Doel van taak> Schrijf het vervolg van de reflectie over de renga ‘Wat er gebeurt’, aansluitend op de laatste zin.

Artikel>
※ ※ ※

Ternauwernood een vlinder

Job Degenaar, reflectie

Aan de drie subrenga’s in de renga ‘Wat er gebeurt’ gaan Issa’s en Basho’s haiku als leidraad vooraf. Issa, 1726-1799, verbindt de wind aan een grashalm, zodat die zichtbaar wordt. De wind ‘woont’ in deze halm, die kennelijk met het minste zuchtje al in beweging raakt. Basho, 1644-1694, meldt dat het geluid van een koekoek die vanaf een berg over water vliegt, en neerstrijkt op een letterlijk ‘geïsoleerde wereld’ (een eiland, ver weg in zee), zwakker wordt en dooft: nauwkeurige observaties van zaken waar we vaak achteloos aan voorbijgaan.

※ ※ ※

Aangeleverd materiaal>
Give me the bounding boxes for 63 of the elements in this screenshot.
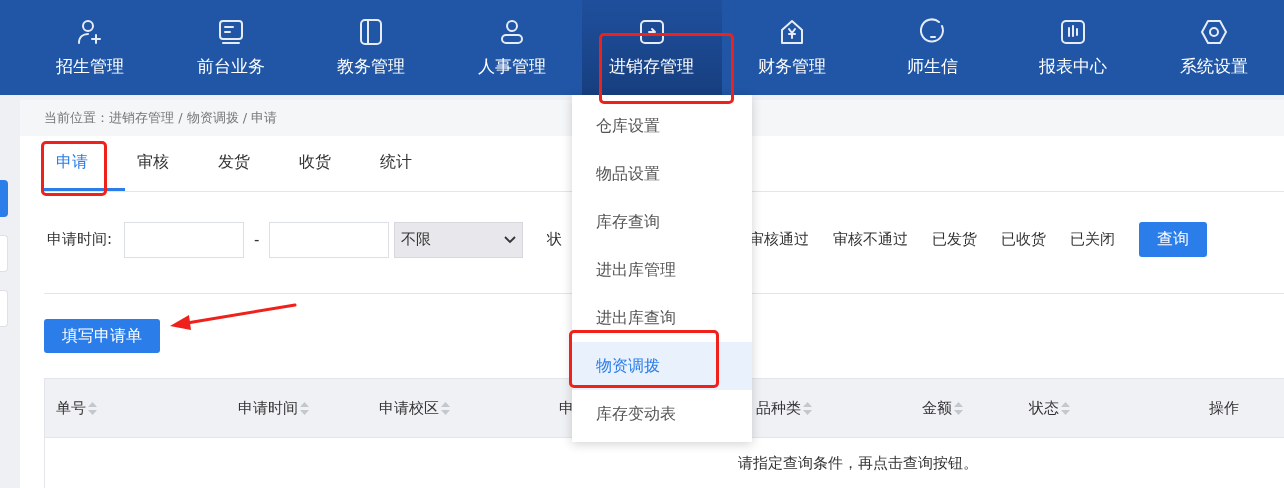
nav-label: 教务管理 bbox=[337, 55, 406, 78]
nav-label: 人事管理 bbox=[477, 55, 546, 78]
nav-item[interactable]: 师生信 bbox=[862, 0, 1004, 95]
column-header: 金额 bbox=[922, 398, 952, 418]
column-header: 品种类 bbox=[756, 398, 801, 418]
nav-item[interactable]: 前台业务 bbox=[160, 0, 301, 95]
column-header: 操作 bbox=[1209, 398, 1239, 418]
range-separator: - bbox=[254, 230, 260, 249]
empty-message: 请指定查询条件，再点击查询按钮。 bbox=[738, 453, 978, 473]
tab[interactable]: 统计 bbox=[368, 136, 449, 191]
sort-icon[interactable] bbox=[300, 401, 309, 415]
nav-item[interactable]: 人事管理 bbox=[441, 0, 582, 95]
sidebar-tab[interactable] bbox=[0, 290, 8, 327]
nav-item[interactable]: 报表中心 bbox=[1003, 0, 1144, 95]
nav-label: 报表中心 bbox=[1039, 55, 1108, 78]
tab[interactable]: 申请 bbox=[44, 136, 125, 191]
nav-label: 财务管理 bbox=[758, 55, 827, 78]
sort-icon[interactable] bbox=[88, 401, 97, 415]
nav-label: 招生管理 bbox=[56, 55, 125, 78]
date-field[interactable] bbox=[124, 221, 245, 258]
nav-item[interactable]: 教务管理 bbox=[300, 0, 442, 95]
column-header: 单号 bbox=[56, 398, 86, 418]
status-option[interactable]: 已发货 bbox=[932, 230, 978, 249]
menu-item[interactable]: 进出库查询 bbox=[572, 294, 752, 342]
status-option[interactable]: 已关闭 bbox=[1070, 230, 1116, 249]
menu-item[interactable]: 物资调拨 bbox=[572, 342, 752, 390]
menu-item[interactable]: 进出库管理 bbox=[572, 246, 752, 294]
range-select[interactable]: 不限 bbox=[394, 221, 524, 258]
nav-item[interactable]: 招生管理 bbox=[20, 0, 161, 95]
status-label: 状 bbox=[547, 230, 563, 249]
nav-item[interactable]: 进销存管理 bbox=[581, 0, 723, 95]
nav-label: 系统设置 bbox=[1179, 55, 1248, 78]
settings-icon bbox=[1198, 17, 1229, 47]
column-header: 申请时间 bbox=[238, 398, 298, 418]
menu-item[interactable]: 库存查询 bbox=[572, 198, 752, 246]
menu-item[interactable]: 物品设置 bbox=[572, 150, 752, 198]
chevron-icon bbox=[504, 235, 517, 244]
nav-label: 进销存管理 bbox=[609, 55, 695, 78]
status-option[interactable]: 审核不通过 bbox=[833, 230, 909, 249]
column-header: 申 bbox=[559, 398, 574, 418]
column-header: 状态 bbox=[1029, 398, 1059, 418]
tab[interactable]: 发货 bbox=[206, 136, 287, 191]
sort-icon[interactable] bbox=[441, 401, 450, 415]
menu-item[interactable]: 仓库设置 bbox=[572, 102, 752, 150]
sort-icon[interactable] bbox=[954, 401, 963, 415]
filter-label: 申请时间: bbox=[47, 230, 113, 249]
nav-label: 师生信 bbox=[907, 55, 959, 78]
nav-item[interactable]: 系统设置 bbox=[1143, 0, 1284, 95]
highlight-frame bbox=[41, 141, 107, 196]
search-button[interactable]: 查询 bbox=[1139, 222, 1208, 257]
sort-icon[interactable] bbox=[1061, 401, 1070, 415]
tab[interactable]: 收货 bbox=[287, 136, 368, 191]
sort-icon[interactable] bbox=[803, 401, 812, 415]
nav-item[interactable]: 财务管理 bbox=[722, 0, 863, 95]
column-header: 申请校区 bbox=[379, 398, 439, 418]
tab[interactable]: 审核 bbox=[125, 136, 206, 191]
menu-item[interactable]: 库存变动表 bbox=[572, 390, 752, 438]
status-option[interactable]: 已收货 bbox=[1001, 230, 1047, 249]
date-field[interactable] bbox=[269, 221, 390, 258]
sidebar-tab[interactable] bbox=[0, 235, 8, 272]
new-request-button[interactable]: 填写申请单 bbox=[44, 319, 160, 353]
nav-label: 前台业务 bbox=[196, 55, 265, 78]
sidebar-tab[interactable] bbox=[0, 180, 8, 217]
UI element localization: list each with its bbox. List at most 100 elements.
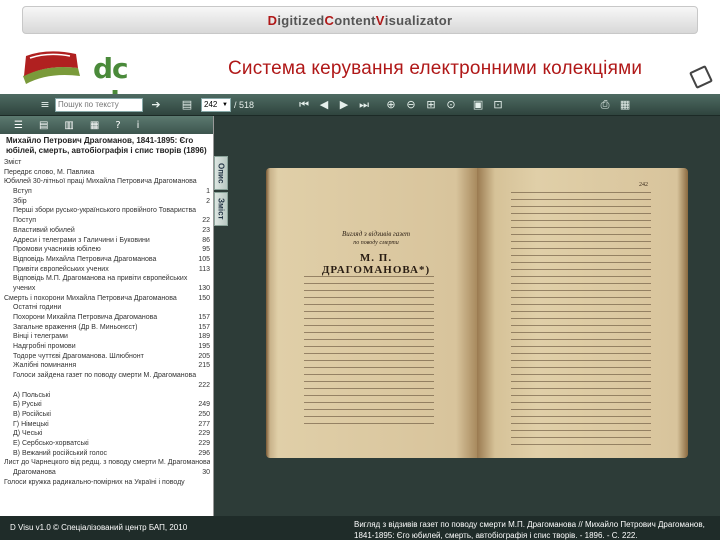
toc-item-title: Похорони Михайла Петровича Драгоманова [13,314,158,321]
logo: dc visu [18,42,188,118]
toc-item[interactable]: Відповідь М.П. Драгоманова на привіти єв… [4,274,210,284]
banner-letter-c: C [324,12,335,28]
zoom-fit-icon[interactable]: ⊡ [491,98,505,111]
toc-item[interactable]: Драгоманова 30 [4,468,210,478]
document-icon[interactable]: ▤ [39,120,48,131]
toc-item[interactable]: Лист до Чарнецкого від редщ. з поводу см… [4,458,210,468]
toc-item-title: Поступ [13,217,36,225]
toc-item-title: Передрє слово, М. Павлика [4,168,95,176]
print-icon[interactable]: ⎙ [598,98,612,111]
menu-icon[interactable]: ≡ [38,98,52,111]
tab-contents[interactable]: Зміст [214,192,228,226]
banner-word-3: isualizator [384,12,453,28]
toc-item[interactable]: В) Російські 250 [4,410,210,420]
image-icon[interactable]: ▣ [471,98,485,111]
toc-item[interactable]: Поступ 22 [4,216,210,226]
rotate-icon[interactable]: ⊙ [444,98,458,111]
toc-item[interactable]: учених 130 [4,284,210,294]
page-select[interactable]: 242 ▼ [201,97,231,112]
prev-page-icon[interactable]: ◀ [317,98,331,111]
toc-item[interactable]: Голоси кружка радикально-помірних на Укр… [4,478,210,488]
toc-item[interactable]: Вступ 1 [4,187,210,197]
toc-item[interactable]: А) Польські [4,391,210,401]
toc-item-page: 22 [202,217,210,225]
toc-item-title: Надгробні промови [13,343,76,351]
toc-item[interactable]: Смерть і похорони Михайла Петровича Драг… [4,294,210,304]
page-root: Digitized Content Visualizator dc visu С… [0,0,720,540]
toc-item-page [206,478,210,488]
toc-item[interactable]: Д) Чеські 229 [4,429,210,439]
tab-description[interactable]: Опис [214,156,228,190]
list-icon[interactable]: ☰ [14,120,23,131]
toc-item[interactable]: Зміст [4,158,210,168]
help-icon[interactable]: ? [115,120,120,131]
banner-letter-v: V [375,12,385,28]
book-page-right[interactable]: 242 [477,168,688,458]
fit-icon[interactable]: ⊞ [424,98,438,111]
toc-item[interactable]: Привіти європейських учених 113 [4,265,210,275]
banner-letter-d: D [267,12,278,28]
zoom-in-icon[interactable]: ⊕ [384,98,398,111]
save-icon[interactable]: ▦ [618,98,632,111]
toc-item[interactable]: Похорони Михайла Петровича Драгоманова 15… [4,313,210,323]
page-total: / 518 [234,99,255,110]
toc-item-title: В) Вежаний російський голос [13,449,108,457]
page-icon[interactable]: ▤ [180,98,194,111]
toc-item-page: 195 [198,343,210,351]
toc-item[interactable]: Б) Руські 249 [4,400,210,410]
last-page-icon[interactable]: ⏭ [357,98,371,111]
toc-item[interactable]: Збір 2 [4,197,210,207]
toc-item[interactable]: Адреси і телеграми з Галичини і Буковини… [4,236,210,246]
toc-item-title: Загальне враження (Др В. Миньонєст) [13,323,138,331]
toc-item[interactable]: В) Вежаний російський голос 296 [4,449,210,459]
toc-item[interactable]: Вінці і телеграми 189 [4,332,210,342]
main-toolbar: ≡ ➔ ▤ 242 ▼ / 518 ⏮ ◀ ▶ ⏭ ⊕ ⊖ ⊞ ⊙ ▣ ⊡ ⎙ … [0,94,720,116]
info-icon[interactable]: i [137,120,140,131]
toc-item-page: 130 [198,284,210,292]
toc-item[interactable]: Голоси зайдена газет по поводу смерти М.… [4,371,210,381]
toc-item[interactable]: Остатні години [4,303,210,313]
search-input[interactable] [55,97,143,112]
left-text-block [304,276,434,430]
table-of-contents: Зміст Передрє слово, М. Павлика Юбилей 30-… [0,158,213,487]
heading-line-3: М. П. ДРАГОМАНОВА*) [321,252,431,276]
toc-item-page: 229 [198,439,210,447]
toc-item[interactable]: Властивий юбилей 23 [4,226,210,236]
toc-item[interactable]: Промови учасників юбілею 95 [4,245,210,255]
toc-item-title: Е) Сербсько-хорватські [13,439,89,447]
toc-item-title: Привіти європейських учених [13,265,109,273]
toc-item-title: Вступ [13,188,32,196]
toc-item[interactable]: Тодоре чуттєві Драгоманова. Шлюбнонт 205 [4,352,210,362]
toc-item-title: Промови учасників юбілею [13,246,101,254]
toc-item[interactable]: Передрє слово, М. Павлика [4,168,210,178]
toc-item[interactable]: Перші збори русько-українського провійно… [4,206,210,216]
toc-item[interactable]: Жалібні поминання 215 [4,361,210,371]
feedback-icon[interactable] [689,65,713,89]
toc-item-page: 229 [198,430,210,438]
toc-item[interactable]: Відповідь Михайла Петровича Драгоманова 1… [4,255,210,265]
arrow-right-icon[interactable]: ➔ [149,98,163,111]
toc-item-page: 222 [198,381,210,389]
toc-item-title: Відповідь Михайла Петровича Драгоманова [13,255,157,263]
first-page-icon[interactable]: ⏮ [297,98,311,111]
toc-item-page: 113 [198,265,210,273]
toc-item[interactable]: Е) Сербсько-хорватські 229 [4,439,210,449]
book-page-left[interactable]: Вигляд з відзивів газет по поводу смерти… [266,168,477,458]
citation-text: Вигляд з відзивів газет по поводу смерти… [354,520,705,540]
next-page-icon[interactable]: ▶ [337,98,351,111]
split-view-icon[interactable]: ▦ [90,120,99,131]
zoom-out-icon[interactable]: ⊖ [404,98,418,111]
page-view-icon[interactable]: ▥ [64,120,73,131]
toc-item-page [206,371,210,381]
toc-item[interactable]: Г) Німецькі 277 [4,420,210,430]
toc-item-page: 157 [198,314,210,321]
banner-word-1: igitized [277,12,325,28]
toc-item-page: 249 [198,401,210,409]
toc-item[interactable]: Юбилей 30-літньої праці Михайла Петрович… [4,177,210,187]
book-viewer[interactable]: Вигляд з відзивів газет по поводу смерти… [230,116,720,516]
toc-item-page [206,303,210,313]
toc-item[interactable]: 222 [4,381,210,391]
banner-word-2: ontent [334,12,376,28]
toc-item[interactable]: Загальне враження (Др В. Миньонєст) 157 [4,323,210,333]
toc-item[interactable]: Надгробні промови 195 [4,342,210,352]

※ ※ ※

Antwoord op taak>
Dit is ook het geval in de renga van Henk van der Werff en Simon Buschman. Van der Werff registreert de verschuivende sterrenstand in een heldere, windstille nacht en daarna het leven en sporen daarvan op een strand (goed gekozen is het woord ‘schaart’ voor de krab die met zijn poten in de typische zijwaartse houding knippende bewegingen maakt). Hierop reageert Buschman eerst met zijn registratie van subtiele vlaagjes wind over het water en vervolgens met zijn beschrijving van de invloed van de zee op een uitgestorven buurtschap in het land daarachter.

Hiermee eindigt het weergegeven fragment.